• _WHAT NEEDS TO BE DONE_
Extract all lines in the data that contain the word "Number".

• _EXERCISE DATA_

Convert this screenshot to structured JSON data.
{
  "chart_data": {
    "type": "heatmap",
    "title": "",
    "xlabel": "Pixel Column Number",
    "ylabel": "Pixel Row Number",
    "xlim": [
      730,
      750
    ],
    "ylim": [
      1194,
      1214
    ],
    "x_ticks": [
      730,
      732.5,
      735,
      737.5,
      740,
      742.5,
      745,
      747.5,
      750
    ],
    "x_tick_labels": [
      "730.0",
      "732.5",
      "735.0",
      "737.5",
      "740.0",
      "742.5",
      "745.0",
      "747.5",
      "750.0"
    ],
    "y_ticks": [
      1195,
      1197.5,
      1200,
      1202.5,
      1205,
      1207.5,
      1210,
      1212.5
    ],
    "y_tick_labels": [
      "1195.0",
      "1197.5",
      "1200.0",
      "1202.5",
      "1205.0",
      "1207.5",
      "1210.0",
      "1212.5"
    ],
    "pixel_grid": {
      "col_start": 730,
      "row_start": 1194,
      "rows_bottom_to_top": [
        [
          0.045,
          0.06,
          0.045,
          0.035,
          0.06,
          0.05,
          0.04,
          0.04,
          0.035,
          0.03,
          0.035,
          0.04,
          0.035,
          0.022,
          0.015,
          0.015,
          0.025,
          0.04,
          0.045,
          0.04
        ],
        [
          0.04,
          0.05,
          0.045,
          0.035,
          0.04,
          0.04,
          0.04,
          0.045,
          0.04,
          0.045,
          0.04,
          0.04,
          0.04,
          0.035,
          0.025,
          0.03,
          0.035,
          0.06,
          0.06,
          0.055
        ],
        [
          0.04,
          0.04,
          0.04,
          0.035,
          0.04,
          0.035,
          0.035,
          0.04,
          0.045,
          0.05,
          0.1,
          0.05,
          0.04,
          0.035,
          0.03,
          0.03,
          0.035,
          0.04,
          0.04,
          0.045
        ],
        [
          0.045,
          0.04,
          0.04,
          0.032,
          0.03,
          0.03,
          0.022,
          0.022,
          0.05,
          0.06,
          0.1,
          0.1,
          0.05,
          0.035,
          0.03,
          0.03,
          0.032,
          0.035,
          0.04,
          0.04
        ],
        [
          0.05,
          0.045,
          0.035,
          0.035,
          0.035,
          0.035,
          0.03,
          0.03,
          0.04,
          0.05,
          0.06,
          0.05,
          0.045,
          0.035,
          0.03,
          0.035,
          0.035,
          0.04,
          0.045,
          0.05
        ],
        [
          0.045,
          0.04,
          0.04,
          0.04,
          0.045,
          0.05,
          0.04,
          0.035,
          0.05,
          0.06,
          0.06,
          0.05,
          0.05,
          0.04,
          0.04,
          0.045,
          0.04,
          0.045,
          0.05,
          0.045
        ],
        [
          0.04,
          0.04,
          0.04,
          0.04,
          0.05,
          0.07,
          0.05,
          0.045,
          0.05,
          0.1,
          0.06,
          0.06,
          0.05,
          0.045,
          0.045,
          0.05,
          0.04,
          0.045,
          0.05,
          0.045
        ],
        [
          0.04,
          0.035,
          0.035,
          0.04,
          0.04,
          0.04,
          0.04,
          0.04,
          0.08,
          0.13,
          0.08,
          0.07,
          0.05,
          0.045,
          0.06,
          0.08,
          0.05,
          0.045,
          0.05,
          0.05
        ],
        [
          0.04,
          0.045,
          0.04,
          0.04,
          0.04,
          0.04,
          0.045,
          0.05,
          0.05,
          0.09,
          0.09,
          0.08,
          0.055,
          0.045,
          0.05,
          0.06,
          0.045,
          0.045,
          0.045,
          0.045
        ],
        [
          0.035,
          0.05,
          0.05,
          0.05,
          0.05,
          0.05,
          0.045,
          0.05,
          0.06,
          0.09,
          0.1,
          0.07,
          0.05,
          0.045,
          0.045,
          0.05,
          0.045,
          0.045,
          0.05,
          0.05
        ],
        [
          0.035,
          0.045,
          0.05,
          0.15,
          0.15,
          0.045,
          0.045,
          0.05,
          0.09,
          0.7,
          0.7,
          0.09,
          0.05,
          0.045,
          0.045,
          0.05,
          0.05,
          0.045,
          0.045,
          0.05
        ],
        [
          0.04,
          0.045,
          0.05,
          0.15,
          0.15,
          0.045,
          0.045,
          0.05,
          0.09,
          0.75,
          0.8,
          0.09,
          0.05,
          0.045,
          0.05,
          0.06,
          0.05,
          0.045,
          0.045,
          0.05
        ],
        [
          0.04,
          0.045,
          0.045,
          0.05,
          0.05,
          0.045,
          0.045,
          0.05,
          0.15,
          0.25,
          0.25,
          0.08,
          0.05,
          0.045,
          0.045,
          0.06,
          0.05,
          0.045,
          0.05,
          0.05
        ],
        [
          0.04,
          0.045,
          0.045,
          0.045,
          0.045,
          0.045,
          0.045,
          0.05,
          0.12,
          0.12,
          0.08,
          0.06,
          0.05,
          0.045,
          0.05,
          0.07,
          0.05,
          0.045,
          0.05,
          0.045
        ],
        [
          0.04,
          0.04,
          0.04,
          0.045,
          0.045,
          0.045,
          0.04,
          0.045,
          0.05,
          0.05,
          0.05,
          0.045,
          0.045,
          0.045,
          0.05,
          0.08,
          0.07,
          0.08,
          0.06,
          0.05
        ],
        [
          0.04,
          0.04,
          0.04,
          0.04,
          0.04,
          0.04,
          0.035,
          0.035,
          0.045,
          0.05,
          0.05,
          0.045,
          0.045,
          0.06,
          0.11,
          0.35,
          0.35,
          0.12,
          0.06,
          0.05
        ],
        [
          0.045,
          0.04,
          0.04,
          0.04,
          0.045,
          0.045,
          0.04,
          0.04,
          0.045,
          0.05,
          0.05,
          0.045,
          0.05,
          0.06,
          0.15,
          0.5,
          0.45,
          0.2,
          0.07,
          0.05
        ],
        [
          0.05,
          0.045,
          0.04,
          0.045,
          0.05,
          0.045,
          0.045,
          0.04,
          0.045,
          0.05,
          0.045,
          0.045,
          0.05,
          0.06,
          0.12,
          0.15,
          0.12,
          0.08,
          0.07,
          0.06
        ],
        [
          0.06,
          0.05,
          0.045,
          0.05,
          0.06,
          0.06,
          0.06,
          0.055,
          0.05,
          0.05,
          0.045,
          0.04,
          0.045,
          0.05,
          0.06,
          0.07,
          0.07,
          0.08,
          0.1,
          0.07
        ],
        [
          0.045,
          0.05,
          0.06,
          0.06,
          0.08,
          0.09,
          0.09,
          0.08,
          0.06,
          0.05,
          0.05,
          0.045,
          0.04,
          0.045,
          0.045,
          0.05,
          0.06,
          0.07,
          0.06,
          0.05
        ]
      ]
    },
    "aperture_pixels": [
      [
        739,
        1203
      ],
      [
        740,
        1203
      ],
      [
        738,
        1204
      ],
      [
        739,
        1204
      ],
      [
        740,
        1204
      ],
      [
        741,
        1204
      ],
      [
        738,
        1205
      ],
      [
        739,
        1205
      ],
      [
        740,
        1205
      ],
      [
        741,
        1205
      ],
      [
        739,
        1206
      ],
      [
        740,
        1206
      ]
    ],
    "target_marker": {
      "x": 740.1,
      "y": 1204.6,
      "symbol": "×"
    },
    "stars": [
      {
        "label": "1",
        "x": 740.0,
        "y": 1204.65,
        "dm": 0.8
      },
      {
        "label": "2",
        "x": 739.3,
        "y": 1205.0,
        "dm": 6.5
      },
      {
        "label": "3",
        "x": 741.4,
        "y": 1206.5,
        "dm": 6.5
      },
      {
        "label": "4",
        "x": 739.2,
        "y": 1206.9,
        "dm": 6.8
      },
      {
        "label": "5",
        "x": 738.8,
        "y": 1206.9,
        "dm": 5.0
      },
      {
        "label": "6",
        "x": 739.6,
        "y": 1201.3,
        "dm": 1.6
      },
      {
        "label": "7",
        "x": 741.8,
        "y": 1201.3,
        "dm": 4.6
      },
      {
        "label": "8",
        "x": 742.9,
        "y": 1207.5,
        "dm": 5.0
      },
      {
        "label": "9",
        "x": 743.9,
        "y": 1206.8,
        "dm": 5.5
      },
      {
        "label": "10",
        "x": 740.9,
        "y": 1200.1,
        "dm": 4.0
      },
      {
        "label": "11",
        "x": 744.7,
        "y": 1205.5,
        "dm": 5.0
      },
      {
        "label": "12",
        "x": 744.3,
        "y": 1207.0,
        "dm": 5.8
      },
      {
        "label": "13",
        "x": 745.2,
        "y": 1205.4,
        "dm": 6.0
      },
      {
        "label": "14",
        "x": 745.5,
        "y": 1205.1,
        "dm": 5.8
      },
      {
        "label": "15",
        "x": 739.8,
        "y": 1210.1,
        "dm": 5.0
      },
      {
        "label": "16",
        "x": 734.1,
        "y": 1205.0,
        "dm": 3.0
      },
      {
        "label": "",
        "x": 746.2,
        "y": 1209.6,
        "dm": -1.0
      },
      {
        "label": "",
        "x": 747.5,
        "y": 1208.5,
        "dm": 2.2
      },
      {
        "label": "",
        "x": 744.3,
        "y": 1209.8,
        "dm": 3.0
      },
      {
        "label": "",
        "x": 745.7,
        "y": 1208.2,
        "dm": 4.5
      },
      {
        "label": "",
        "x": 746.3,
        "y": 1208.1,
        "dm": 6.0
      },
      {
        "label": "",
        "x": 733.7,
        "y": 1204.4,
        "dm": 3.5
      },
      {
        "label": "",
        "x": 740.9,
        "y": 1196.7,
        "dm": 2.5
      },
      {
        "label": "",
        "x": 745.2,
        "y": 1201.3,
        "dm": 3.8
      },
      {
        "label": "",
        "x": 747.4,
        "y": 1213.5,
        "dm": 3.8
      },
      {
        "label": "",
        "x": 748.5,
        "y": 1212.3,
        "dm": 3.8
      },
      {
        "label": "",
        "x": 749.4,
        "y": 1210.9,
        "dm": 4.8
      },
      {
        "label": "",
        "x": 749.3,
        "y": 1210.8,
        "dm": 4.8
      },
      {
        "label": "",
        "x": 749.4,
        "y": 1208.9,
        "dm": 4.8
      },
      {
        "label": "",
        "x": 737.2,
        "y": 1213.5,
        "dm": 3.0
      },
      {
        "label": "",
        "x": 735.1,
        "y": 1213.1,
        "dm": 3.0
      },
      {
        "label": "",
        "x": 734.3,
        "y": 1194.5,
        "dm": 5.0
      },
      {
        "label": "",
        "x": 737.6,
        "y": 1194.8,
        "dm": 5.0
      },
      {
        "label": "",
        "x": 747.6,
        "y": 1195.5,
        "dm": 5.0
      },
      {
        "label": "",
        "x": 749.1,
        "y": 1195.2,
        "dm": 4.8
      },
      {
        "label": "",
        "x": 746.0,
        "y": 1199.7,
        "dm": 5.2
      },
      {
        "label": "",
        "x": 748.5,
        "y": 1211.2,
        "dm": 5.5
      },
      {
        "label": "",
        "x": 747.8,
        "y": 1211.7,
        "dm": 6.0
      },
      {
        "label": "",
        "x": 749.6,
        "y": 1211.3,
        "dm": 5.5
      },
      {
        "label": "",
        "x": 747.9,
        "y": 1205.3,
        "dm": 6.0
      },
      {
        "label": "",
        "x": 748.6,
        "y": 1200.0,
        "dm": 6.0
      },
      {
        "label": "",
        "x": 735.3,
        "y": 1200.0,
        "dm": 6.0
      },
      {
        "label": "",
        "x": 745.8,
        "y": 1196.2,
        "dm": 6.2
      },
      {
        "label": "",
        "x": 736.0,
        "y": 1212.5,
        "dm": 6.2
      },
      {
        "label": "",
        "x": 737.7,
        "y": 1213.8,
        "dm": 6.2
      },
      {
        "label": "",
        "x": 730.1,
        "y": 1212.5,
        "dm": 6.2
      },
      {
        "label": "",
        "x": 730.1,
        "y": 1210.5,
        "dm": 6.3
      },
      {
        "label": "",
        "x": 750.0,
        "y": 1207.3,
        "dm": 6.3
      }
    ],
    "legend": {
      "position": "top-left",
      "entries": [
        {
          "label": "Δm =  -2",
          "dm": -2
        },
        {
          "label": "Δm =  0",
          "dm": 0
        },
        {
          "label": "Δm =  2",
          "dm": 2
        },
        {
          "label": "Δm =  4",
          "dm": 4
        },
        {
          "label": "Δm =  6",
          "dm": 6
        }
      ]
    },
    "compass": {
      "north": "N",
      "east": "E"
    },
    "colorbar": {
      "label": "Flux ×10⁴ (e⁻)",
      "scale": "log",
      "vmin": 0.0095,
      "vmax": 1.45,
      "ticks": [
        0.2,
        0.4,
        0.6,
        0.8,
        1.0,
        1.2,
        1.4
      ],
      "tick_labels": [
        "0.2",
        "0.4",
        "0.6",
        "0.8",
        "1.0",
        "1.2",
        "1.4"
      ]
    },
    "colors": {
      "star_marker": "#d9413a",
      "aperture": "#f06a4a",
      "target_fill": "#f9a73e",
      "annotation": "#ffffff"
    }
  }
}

• _FULL RESPONSE_
    "xlabel": "Pixel Column Number",
    "ylabel": "Pixel Row Number",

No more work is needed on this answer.